(Records from a dataset)

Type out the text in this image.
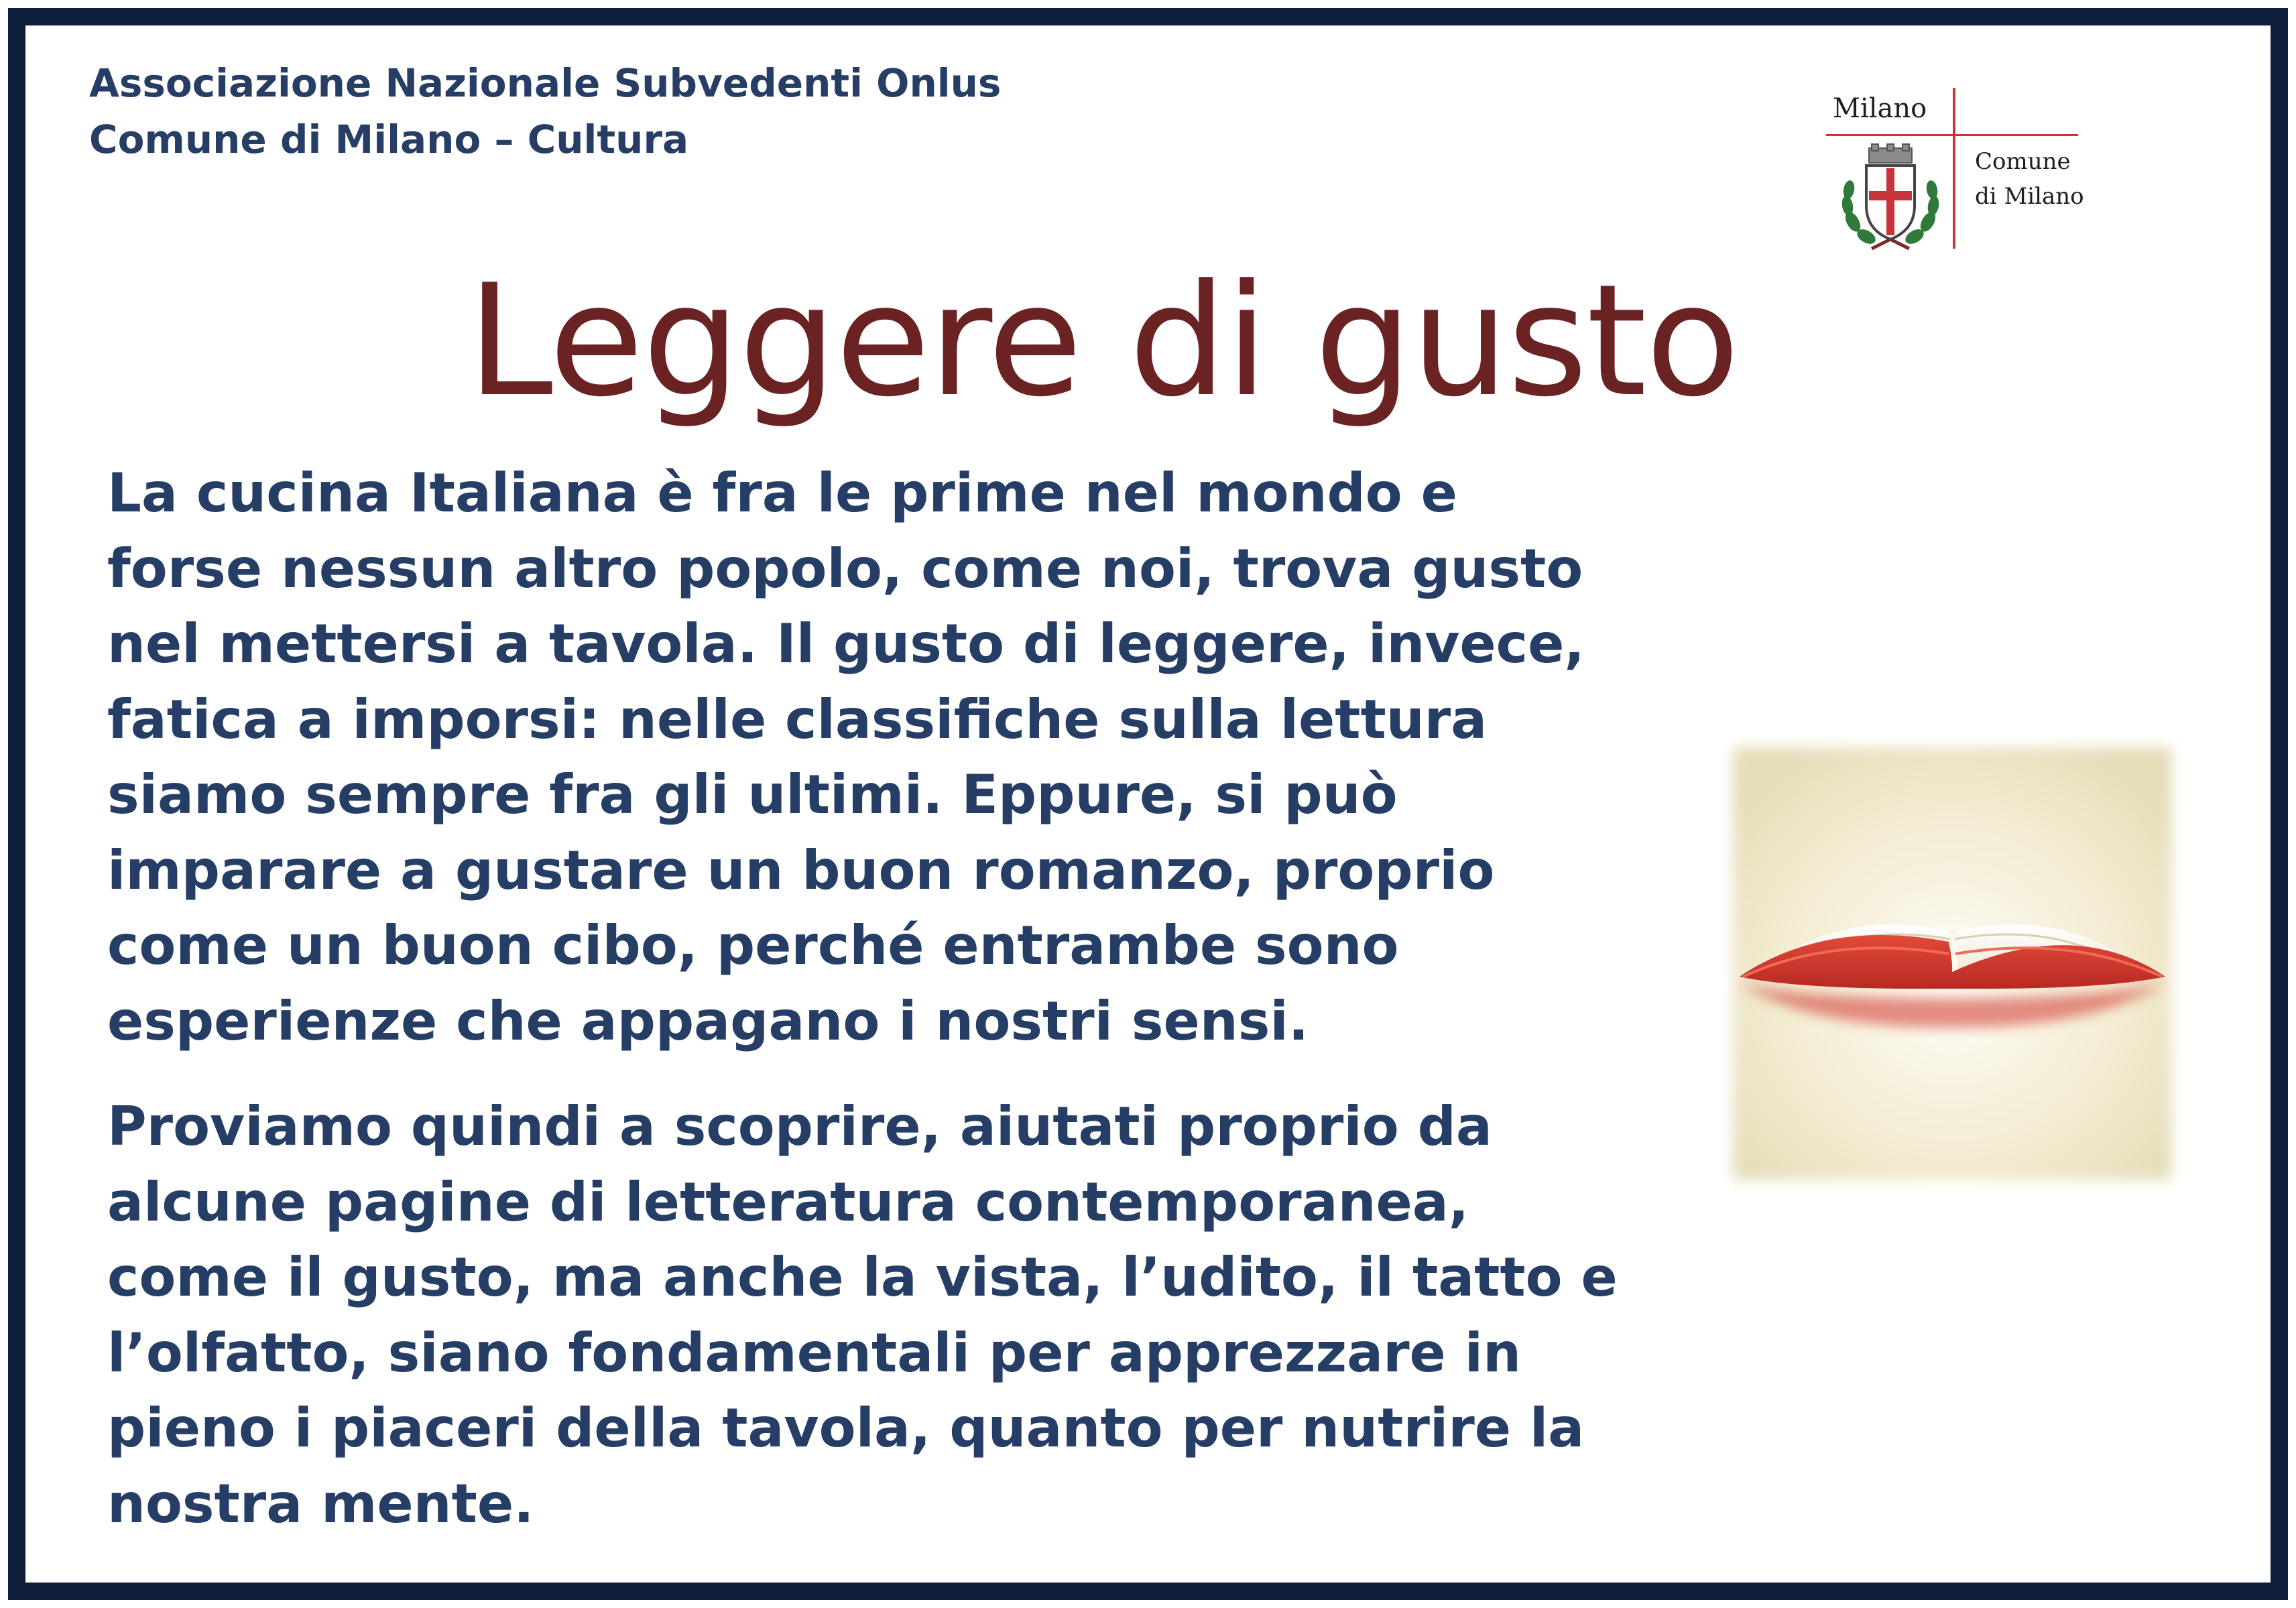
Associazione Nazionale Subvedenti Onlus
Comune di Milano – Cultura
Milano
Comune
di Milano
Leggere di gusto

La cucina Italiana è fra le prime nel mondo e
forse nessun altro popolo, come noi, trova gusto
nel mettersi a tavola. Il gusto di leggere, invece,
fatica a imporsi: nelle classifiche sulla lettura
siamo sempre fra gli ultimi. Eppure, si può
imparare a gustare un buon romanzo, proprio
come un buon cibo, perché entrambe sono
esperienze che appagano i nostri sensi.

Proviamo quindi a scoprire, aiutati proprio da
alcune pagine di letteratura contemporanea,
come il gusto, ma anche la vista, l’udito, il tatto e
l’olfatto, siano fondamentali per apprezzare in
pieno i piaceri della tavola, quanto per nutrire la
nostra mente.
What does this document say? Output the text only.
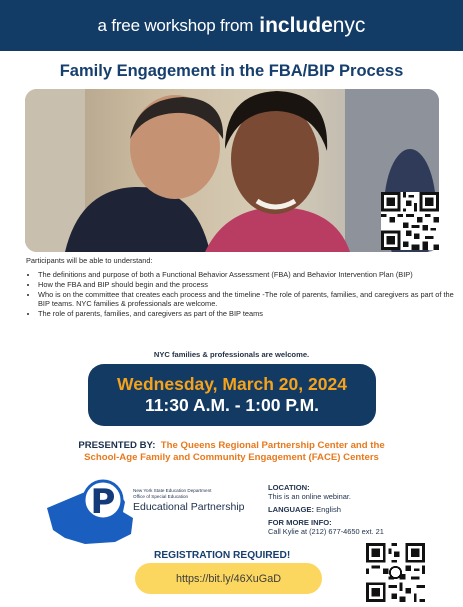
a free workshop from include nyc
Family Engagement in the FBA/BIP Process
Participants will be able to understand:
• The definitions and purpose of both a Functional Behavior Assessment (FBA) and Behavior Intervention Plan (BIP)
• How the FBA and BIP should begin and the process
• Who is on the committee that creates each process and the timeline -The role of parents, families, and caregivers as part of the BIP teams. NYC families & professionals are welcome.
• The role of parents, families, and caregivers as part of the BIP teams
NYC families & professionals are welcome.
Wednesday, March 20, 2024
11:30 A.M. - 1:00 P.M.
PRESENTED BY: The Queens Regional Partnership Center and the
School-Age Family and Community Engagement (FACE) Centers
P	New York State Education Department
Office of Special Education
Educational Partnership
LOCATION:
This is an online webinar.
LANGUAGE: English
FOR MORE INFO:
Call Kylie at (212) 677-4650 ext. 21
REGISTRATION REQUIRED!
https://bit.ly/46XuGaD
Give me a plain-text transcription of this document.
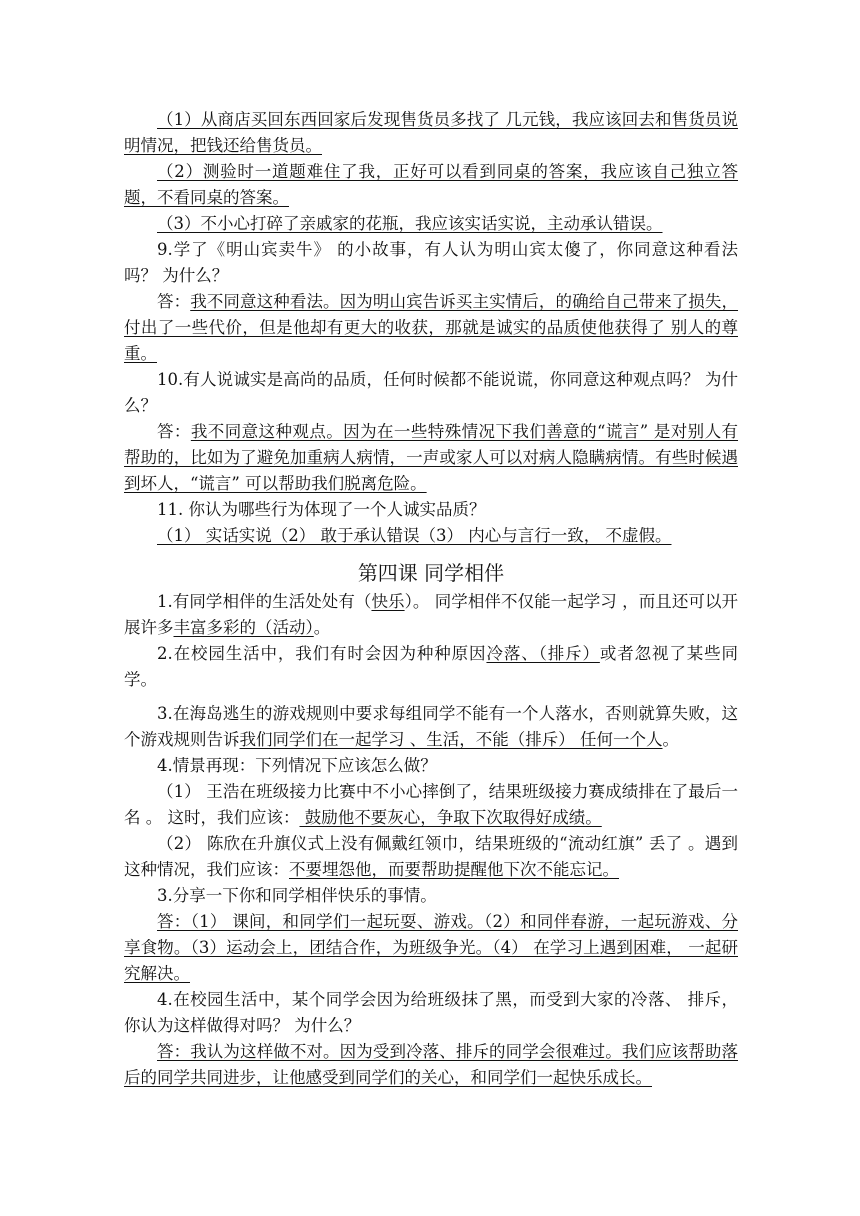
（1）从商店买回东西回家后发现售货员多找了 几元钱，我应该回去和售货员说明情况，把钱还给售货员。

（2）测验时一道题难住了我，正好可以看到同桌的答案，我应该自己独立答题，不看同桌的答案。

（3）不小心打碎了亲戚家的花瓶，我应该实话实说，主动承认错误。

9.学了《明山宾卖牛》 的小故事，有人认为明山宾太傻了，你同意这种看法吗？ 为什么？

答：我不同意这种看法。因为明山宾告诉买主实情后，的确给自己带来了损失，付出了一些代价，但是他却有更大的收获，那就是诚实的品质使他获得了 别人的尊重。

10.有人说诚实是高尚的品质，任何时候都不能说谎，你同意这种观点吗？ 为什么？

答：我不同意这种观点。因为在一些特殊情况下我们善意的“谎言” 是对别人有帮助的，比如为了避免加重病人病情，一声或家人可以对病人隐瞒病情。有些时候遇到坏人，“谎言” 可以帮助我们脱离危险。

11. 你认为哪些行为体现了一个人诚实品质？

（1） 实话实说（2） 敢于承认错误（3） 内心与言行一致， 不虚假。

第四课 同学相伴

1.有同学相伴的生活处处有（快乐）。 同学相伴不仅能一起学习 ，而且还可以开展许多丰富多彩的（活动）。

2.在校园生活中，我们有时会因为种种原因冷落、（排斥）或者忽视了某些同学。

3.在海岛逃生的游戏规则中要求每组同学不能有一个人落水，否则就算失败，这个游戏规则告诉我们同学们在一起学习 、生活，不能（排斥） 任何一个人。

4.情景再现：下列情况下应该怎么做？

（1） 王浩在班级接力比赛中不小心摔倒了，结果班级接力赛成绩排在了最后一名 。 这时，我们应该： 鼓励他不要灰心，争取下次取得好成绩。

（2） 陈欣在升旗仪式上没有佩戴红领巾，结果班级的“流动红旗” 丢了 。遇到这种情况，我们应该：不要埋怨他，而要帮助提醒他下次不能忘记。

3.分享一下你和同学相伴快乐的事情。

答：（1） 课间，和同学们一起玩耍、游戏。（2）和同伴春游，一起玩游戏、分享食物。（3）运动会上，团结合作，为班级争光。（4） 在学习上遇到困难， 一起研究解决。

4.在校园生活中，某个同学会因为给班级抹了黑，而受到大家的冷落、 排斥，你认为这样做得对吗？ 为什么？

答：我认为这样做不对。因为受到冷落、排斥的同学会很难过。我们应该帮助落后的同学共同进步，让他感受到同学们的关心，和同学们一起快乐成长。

§ **WHAT THE EXERCISE ASKS**
Repeat the material above in full and exactly, apart from the pictures.

§ **FINISHED ANSWER**
Type out the text in this image.
Associazione Nazionale Subvedenti Onlus
Comune di Milano – Cultura
Milano
Comune
di Milano
Leggere di gusto

La cucina Italiana è fra le prime nel mondo e
forse nessun altro popolo, come noi, trova gusto
nel mettersi a tavola. Il gusto di leggere, invece,
fatica a imporsi: nelle classifiche sulla lettura
siamo sempre fra gli ultimi. Eppure, si può
imparare a gustare un buon romanzo, proprio
come un buon cibo, perché entrambe sono
esperienze che appagano i nostri sensi.

Proviamo quindi a scoprire, aiutati proprio da
alcune pagine di letteratura contemporanea,
come il gusto, ma anche la vista, l’udito, il tatto e
l’olfatto, siano fondamentali per apprezzare in
pieno i piaceri della tavola, quanto per nutrire la
nostra mente.
What does this document say? Output the text only.
a free workshop from include nyc
Family Engagement in the FBA/BIP Process
Participants will be able to understand:
• The definitions and purpose of both a Functional Behavior Assessment (FBA) and Behavior Intervention Plan (BIP)
• How the FBA and BIP should begin and the process
• Who is on the committee that creates each process and the timeline -The role of parents, families, and caregivers as part of the BIP teams. NYC families & professionals are welcome.
• The role of parents, families, and caregivers as part of the BIP teams
NYC families & professionals are welcome.
Wednesday, March 20, 2024
11:30 A.M. - 1:00 P.M.
PRESENTED BY: The Queens Regional Partnership Center and the
School-Age Family and Community Engagement (FACE) Centers
P	New York State Education Department
Office of Special Education
Educational Partnership
LOCATION:
This is an online webinar.
LANGUAGE: English
FOR MORE INFO:
Call Kylie at (212) 677-4650 ext. 21
REGISTRATION REQUIRED!
https://bit.ly/46XuGaD
Give me a plain-text transcription of this document.
（1）从商店买回东西回家后发现售货员多找了 几元钱，我应该回去和售货员说明情况，把钱还给售货员。

（2）测验时一道题难住了我，正好可以看到同桌的答案，我应该自己独立答题，不看同桌的答案。

（3）不小心打碎了亲戚家的花瓶，我应该实话实说，主动承认错误。

9.学了《明山宾卖牛》 的小故事，有人认为明山宾太傻了，你同意这种看法吗？ 为什么？

答：我不同意这种看法。因为明山宾告诉买主实情后，的确给自己带来了损失，付出了一些代价，但是他却有更大的收获，那就是诚实的品质使他获得了 别人的尊重。

10.有人说诚实是高尚的品质，任何时候都不能说谎，你同意这种观点吗？ 为什么？

答：我不同意这种观点。因为在一些特殊情况下我们善意的“谎言” 是对别人有帮助的，比如为了避免加重病人病情，一声或家人可以对病人隐瞒病情。有些时候遇到坏人，“谎言” 可以帮助我们脱离危险。

11. 你认为哪些行为体现了一个人诚实品质？

（1） 实话实说（2） 敢于承认错误（3） 内心与言行一致， 不虚假。

第四课 同学相伴

1.有同学相伴的生活处处有（快乐）。 同学相伴不仅能一起学习 ，而且还可以开展许多丰富多彩的（活动）。

2.在校园生活中，我们有时会因为种种原因冷落、（排斥）或者忽视了某些同学。

3.在海岛逃生的游戏规则中要求每组同学不能有一个人落水，否则就算失败，这个游戏规则告诉我们同学们在一起学习 、生活，不能（排斥） 任何一个人。

4.情景再现：下列情况下应该怎么做？

（1） 王浩在班级接力比赛中不小心摔倒了，结果班级接力赛成绩排在了最后一名 。 这时，我们应该： 鼓励他不要灰心，争取下次取得好成绩。

（2） 陈欣在升旗仪式上没有佩戴红领巾，结果班级的“流动红旗” 丢了 。遇到这种情况，我们应该：不要埋怨他，而要帮助提醒他下次不能忘记。

3.分享一下你和同学相伴快乐的事情。

答：（1） 课间，和同学们一起玩耍、游戏。（2）和同伴春游，一起玩游戏、分享食物。（3）运动会上，团结合作，为班级争光。（4） 在学习上遇到困难， 一起研究解决。

4.在校园生活中，某个同学会因为给班级抹了黑，而受到大家的冷落、 排斥，你认为这样做得对吗？ 为什么？

答：我认为这样做不对。因为受到冷落、排斥的同学会很难过。我们应该帮助落后的同学共同进步，让他感受到同学们的关心，和同学们一起快乐成长。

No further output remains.